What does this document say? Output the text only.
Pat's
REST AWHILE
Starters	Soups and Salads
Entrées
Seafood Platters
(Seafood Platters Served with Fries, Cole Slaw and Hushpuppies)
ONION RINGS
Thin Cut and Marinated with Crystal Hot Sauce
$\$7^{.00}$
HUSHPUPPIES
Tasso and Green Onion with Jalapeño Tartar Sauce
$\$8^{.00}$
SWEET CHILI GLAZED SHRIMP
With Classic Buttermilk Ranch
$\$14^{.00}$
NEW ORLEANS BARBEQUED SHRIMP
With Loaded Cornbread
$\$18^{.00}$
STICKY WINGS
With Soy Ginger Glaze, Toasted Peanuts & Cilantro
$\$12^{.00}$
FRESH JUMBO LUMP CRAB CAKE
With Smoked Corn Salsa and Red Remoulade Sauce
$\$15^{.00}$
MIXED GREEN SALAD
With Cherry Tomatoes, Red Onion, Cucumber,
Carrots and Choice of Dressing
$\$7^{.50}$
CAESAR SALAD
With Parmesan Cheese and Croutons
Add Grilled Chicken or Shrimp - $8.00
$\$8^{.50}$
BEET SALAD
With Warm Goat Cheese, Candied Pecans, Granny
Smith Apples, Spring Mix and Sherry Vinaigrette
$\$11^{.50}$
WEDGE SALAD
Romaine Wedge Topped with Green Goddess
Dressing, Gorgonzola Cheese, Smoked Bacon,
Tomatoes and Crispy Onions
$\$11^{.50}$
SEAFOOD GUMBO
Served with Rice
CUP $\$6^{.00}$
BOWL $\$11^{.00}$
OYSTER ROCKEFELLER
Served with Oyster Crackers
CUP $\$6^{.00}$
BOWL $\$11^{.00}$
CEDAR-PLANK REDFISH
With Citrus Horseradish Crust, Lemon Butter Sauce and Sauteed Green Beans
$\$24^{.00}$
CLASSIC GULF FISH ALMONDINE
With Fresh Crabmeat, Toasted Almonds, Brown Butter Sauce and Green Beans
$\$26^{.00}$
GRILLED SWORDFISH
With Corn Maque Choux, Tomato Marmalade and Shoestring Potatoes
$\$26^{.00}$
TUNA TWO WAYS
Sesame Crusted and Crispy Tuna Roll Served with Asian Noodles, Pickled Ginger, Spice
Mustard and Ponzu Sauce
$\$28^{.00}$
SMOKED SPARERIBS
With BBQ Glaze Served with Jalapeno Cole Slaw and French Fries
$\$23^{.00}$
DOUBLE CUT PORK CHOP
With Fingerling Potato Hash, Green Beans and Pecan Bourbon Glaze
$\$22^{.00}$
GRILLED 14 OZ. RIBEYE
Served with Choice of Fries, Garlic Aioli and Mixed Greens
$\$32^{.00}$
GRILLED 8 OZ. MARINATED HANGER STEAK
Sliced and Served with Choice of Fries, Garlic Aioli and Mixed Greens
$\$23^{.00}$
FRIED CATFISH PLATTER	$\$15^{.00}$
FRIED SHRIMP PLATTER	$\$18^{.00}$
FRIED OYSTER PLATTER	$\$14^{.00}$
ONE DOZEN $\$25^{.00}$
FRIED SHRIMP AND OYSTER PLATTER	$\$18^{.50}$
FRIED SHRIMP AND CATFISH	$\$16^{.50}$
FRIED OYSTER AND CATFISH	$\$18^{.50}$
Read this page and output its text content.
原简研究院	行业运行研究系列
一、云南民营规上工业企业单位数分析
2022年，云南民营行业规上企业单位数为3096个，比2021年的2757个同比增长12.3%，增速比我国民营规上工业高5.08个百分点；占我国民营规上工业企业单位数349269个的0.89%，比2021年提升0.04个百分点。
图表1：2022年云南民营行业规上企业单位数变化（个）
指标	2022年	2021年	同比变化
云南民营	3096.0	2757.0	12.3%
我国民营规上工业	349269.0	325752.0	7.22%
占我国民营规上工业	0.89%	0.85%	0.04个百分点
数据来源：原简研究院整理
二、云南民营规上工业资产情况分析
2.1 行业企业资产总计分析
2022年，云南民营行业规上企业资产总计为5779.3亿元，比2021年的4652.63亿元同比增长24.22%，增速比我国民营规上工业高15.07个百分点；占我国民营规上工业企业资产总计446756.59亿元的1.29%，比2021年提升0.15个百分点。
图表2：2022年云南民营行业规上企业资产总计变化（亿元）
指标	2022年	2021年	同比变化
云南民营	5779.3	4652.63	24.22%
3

- _Problem_:
In the records shown above, how many lines include the word "Aioli"? Answer with the number only.

- _Answer_:
2